## Start Supplied information
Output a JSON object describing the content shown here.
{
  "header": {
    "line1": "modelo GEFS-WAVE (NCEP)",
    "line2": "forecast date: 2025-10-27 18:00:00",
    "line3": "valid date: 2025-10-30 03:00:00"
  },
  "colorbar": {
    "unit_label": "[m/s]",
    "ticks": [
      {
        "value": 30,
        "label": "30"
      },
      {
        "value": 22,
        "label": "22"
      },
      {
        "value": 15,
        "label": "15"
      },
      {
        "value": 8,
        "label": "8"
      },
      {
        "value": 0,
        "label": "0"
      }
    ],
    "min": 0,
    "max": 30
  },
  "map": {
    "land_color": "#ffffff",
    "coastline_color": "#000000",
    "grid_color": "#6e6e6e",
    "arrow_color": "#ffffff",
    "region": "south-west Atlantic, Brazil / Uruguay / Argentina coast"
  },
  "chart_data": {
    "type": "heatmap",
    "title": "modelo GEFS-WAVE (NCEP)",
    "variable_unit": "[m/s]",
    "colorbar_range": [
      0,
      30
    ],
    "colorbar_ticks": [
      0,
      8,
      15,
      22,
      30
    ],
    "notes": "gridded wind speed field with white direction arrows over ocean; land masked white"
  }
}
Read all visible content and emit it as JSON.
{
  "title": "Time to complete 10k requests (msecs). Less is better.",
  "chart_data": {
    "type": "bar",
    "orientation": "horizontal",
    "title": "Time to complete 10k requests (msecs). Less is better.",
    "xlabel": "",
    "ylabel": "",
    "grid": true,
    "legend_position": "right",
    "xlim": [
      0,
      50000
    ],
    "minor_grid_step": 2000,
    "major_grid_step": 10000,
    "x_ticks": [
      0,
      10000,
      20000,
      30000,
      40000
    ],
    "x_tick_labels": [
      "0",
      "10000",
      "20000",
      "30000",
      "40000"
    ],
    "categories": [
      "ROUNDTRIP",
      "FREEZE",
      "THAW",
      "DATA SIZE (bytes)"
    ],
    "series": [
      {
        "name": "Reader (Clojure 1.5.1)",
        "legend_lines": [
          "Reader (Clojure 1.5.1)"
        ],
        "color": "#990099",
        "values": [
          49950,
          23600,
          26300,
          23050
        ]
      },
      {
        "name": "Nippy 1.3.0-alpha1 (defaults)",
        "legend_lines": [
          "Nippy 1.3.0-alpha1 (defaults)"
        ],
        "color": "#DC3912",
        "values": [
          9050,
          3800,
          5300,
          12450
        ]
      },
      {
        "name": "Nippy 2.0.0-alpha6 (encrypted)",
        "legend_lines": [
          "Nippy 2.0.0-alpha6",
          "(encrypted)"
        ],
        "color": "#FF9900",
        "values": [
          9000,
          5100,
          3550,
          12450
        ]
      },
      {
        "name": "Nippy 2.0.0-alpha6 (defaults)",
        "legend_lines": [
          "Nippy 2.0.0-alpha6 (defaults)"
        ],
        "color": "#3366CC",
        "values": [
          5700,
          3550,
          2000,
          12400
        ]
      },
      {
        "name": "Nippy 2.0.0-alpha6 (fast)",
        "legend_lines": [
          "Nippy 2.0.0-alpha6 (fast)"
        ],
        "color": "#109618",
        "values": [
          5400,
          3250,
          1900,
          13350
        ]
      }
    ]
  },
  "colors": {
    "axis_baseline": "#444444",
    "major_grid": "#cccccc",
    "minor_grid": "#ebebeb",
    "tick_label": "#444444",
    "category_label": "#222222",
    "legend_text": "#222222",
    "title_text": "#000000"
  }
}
## End Supplied information
What you should do -
Where a line above includes "ffffff", copy that line.

Full solution -
    "land_color": "#ffffff",
    "arrow_color": "#ffffff",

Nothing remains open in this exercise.